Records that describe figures
## BEGIN
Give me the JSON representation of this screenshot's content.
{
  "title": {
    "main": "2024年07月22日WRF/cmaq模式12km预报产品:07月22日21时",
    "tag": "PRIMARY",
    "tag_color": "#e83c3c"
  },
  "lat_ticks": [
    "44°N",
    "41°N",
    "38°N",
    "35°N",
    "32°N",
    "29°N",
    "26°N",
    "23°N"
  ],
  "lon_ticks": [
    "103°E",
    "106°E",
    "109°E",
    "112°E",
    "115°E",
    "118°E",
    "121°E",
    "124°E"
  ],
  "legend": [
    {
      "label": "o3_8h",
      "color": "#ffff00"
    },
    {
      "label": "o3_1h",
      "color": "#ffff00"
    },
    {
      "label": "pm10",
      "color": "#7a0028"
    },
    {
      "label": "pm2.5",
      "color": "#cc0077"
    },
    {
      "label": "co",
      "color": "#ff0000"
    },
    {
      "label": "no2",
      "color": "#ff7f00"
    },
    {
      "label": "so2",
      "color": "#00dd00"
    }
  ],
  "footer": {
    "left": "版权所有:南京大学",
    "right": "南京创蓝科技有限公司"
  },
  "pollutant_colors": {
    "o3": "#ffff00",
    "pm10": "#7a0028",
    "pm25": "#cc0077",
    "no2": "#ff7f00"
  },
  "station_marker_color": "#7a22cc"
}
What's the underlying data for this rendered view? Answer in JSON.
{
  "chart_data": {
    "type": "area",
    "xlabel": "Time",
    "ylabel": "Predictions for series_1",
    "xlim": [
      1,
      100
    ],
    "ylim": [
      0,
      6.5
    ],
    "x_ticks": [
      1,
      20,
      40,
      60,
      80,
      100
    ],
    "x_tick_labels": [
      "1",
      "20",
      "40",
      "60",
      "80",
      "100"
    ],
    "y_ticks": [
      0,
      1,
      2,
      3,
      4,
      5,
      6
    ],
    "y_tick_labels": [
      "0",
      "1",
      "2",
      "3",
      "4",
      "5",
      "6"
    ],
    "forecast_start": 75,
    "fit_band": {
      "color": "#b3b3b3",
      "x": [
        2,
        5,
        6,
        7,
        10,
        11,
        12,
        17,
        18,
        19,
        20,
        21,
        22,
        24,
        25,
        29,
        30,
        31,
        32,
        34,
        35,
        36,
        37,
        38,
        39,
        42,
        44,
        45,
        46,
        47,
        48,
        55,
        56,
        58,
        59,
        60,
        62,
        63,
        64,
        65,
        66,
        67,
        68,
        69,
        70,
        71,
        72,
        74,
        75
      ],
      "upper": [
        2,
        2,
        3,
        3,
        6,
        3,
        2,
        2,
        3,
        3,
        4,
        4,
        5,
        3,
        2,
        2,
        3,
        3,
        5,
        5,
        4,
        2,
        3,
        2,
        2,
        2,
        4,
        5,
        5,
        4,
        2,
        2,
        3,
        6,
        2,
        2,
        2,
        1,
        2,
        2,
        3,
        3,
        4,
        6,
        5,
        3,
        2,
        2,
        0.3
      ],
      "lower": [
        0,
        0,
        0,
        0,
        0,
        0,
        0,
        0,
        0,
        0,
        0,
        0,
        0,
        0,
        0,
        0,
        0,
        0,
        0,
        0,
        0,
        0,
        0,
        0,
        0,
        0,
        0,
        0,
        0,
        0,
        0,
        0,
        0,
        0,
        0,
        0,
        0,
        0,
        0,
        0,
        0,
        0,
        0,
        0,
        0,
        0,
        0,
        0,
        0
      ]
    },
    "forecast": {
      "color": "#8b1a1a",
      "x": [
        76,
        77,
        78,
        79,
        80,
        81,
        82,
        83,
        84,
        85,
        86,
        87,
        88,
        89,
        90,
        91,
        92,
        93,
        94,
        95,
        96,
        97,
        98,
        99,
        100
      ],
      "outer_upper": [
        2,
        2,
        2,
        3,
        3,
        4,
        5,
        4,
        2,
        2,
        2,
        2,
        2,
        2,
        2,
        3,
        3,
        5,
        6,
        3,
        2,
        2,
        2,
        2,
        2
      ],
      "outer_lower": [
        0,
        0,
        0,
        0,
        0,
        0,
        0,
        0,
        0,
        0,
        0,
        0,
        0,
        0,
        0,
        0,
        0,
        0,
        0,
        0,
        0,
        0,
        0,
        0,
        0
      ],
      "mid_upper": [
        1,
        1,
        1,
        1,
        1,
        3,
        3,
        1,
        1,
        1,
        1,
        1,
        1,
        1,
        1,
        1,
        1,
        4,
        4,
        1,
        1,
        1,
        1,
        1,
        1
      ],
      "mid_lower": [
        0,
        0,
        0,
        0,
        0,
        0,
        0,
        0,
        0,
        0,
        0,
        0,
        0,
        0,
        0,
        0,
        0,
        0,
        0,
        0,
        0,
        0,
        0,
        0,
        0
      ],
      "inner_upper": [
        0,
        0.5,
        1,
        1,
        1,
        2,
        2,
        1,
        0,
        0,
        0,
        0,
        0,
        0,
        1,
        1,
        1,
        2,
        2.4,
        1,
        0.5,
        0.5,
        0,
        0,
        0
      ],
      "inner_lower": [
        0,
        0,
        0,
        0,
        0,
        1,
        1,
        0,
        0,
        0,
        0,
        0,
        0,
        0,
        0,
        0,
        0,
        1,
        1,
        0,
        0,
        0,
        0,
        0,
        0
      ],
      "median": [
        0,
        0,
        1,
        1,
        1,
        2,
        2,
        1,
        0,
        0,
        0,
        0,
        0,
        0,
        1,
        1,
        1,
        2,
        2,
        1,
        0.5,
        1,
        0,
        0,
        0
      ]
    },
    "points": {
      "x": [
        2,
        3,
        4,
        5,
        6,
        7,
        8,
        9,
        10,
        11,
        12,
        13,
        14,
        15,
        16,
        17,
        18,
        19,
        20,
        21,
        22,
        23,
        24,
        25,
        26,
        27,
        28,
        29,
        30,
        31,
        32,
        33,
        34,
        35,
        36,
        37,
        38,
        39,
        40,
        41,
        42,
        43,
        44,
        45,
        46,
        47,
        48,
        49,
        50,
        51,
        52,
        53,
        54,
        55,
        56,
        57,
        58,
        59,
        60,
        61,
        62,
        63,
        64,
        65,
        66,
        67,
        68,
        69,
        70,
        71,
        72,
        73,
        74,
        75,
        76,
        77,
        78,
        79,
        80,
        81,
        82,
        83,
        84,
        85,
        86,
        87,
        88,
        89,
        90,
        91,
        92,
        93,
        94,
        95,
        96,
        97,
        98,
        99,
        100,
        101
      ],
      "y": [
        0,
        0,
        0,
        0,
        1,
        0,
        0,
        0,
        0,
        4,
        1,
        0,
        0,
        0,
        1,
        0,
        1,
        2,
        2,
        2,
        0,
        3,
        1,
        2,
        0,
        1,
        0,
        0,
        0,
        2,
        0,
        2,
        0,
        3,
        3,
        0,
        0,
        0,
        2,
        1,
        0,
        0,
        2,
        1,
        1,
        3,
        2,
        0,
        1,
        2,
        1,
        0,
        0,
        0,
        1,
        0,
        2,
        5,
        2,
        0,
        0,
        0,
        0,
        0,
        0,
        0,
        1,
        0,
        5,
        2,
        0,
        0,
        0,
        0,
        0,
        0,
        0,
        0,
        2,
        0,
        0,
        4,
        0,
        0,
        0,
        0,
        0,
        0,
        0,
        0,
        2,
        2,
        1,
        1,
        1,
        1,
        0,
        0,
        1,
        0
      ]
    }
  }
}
## END
*DESCRIPTION OF THE TASK*. Output the full listing without altering anything.

*SOLUTION*.
Give me the JSON representation of this screenshot's content.
{
  "title": {
    "main": "2024年07月22日WRF/cmaq模式12km预报产品:07月22日21时",
    "tag": "PRIMARY",
    "tag_color": "#e83c3c"
  },
  "lat_ticks": [
    "44°N",
    "41°N",
    "38°N",
    "35°N",
    "32°N",
    "29°N",
    "26°N",
    "23°N"
  ],
  "lon_ticks": [
    "103°E",
    "106°E",
    "109°E",
    "112°E",
    "115°E",
    "118°E",
    "121°E",
    "124°E"
  ],
  "legend": [
    {
      "label": "o3_8h",
      "color": "#ffff00"
    },
    {
      "label": "o3_1h",
      "color": "#ffff00"
    },
    {
      "label": "pm10",
      "color": "#7a0028"
    },
    {
      "label": "pm2.5",
      "color": "#cc0077"
    },
    {
      "label": "co",
      "color": "#ff0000"
    },
    {
      "label": "no2",
      "color": "#ff7f00"
    },
    {
      "label": "so2",
      "color": "#00dd00"
    }
  ],
  "footer": {
    "left": "版权所有:南京大学",
    "right": "南京创蓝科技有限公司"
  },
  "pollutant_colors": {
    "o3": "#ffff00",
    "pm10": "#7a0028",
    "pm25": "#cc0077",
    "no2": "#ff7f00"
  },
  "station_marker_color": "#7a22cc"
}
What's the underlying data for this rendered view? Answer in JSON.
{
  "chart_data": {
    "type": "area",
    "xlabel": "Time",
    "ylabel": "Predictions for series_1",
    "xlim": [
      1,
      100
    ],
    "ylim": [
      0,
      6.5
    ],
    "x_ticks": [
      1,
      20,
      40,
      60,
      80,
      100
    ],
    "x_tick_labels": [
      "1",
      "20",
      "40",
      "60",
      "80",
      "100"
    ],
    "y_ticks": [
      0,
      1,
      2,
      3,
      4,
      5,
      6
    ],
    "y_tick_labels": [
      "0",
      "1",
      "2",
      "3",
      "4",
      "5",
      "6"
    ],
    "forecast_start": 75,
    "fit_band": {
      "color": "#b3b3b3",
      "x": [
        2,
        5,
        6,
        7,
        10,
        11,
        12,
        17,
        18,
        19,
        20,
        21,
        22,
        24,
        25,
        29,
        30,
        31,
        32,
        34,
        35,
        36,
        37,
        38,
        39,
        42,
        44,
        45,
        46,
        47,
        48,
        55,
        56,
        58,
        59,
        60,
        62,
        63,
        64,
        65,
        66,
        67,
        68,
        69,
        70,
        71,
        72,
        74,
        75
      ],
      "upper": [
        2,
        2,
        3,
        3,
        6,
        3,
        2,
        2,
        3,
        3,
        4,
        4,
        5,
        3,
        2,
        2,
        3,
        3,
        5,
        5,
        4,
        2,
        3,
        2,
        2,
        2,
        4,
        5,
        5,
        4,
        2,
        2,
        3,
        6,
        2,
        2,
        2,
        1,
        2,
        2,
        3,
        3,
        4,
        6,
        5,
        3,
        2,
        2,
        0.3
      ],
      "lower": [
        0,
        0,
        0,
        0,
        0,
        0,
        0,
        0,
        0,
        0,
        0,
        0,
        0,
        0,
        0,
        0,
        0,
        0,
        0,
        0,
        0,
        0,
        0,
        0,
        0,
        0,
        0,
        0,
        0,
        0,
        0,
        0,
        0,
        0,
        0,
        0,
        0,
        0,
        0,
        0,
        0,
        0,
        0,
        0,
        0,
        0,
        0,
        0,
        0
      ]
    },
    "forecast": {
      "color": "#8b1a1a",
      "x": [
        76,
        77,
        78,
        79,
        80,
        81,
        82,
        83,
        84,
        85,
        86,
        87,
        88,
        89,
        90,
        91,
        92,
        93,
        94,
        95,
        96,
        97,
        98,
        99,
        100
      ],
      "outer_upper": [
        2,
        2,
        2,
        3,
        3,
        4,
        5,
        4,
        2,
        2,
        2,
        2,
        2,
        2,
        2,
        3,
        3,
        5,
        6,
        3,
        2,
        2,
        2,
        2,
        2
      ],
      "outer_lower": [
        0,
        0,
        0,
        0,
        0,
        0,
        0,
        0,
        0,
        0,
        0,
        0,
        0,
        0,
        0,
        0,
        0,
        0,
        0,
        0,
        0,
        0,
        0,
        0,
        0
      ],
      "mid_upper": [
        1,
        1,
        1,
        1,
        1,
        3,
        3,
        1,
        1,
        1,
        1,
        1,
        1,
        1,
        1,
        1,
        1,
        4,
        4,
        1,
        1,
        1,
        1,
        1,
        1
      ],
      "mid_lower": [
        0,
        0,
        0,
        0,
        0,
        0,
        0,
        0,
        0,
        0,
        0,
        0,
        0,
        0,
        0,
        0,
        0,
        0,
        0,
        0,
        0,
        0,
        0,
        0,
        0
      ],
      "inner_upper": [
        0,
        0.5,
        1,
        1,
        1,
        2,
        2,
        1,
        0,
        0,
        0,
        0,
        0,
        0,
        1,
        1,
        1,
        2,
        2.4,
        1,
        0.5,
        0.5,
        0,
        0,
        0
      ],
      "inner_lower": [
        0,
        0,
        0,
        0,
        0,
        1,
        1,
        0,
        0,
        0,
        0,
        0,
        0,
        0,
        0,
        0,
        0,
        1,
        1,
        0,
        0,
        0,
        0,
        0,
        0
      ],
      "median": [
        0,
        0,
        1,
        1,
        1,
        2,
        2,
        1,
        0,
        0,
        0,
        0,
        0,
        0,
        1,
        1,
        1,
        2,
        2,
        1,
        0.5,
        1,
        0,
        0,
        0
      ]
    },
    "points": {
      "x": [
        2,
        3,
        4,
        5,
        6,
        7,
        8,
        9,
        10,
        11,
        12,
        13,
        14,
        15,
        16,
        17,
        18,
        19,
        20,
        21,
        22,
        23,
        24,
        25,
        26,
        27,
        28,
        29,
        30,
        31,
        32,
        33,
        34,
        35,
        36,
        37,
        38,
        39,
        40,
        41,
        42,
        43,
        44,
        45,
        46,
        47,
        48,
        49,
        50,
        51,
        52,
        53,
        54,
        55,
        56,
        57,
        58,
        59,
        60,
        61,
        62,
        63,
        64,
        65,
        66,
        67,
        68,
        69,
        70,
        71,
        72,
        73,
        74,
        75,
        76,
        77,
        78,
        79,
        80,
        81,
        82,
        83,
        84,
        85,
        86,
        87,
        88,
        89,
        90,
        91,
        92,
        93,
        94,
        95,
        96,
        97,
        98,
        99,
        100,
        101
      ],
      "y": [
        0,
        0,
        0,
        0,
        1,
        0,
        0,
        0,
        0,
        4,
        1,
        0,
        0,
        0,
        1,
        0,
        1,
        2,
        2,
        2,
        0,
        3,
        1,
        2,
        0,
        1,
        0,
        0,
        0,
        2,
        0,
        2,
        0,
        3,
        3,
        0,
        0,
        0,
        2,
        1,
        0,
        0,
        2,
        1,
        1,
        3,
        2,
        0,
        1,
        2,
        1,
        0,
        0,
        0,
        1,
        0,
        2,
        5,
        2,
        0,
        0,
        0,
        0,
        0,
        0,
        0,
        1,
        0,
        5,
        2,
        0,
        0,
        0,
        0,
        0,
        0,
        0,
        0,
        2,
        0,
        0,
        4,
        0,
        0,
        0,
        0,
        0,
        0,
        0,
        0,
        2,
        2,
        1,
        1,
        1,
        1,
        0,
        0,
        1,
        0
      ]
    }
  }
}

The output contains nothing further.